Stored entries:
-*-*-
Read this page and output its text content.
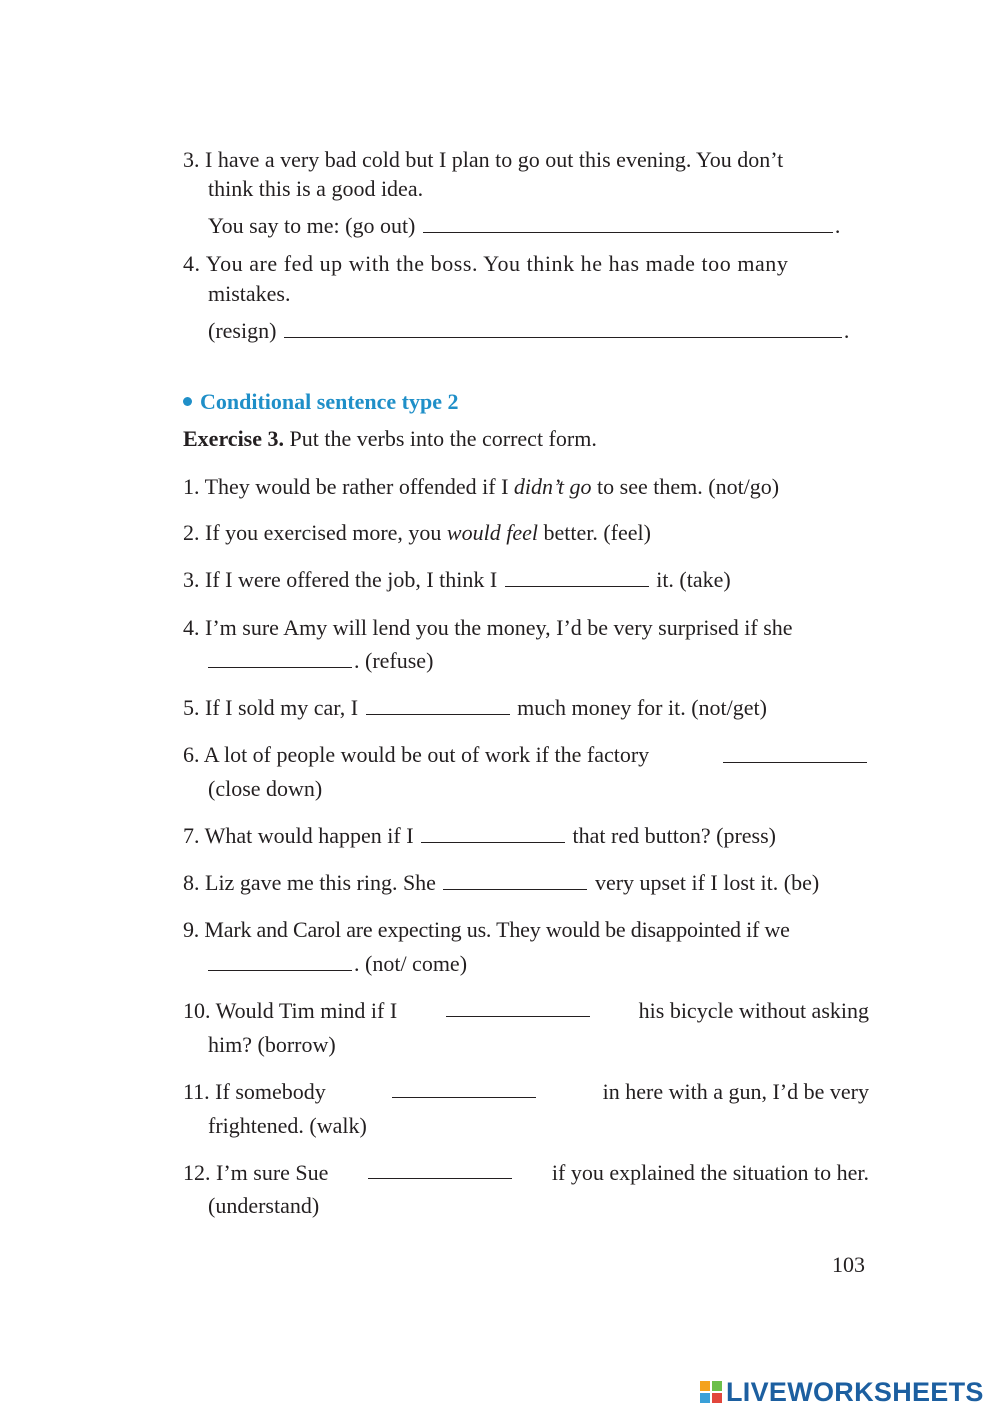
3. I have a very bad cold but I plan to go out this evening. You don’t
think this is a good idea.
You say to me: (go out)	.
4. You are fed up with the boss. You think he has made too many
mistakes.
(resign)	.
Conditional sentence type 2
Exercise 3. Put the verbs into the correct form.
1. They would be rather offended if I didn’t go to see them. (not/go)
2. If you exercised more, you would feel better. (feel)
3. If I were offered the job, I think I	it. (take)
4. I’m sure Amy will lend you the money, I’d be very surprised if she
. (refuse)
5. If I sold my car, I	much money for it. (not/get)
6. A lot of people would be out of work if the factory
(close down)
7. What would happen if I	that red button? (press)
8. Liz gave me this ring. She	very upset if I lost it. (be)
9. Mark and Carol are expecting us. They would be disappointed if we
. (not/ come)
10. Would Tim mind if I	his bicycle without asking
him? (borrow)
11. If somebody	in here with a gun, I’d be very
frightened. (walk)
12. I’m sure Sue	if you explained the situation to her.
(understand)
103
LIVEWORKSHEETS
-*-*-
— Exercise brief —
Reproduce every entry exactly, but omit each picture.

— Full response —
Read this page and output its text content.
3. I have a very bad cold but I plan to go out this evening. You don’t
think this is a good idea.
You say to me: (go out)	.
4. You are fed up with the boss. You think he has made too many
mistakes.
(resign)	.
Conditional sentence type 2
Exercise 3. Put the verbs into the correct form.
1. They would be rather offended if I didn’t go to see them. (not/go)
2. If you exercised more, you would feel better. (feel)
3. If I were offered the job, I think I	it. (take)
4. I’m sure Amy will lend you the money, I’d be very surprised if she
. (refuse)
5. If I sold my car, I	much money for it. (not/get)
6. A lot of people would be out of work if the factory
(close down)
7. What would happen if I	that red button? (press)
8. Liz gave me this ring. She	very upset if I lost it. (be)
9. Mark and Carol are expecting us. They would be disappointed if we
. (not/ come)
10. Would Tim mind if I	his bicycle without asking
him? (borrow)
11. If somebody	in here with a gun, I’d be very
frightened. (walk)
12. I’m sure Sue	if you explained the situation to her.
(understand)
103
LIVEWORKSHEETS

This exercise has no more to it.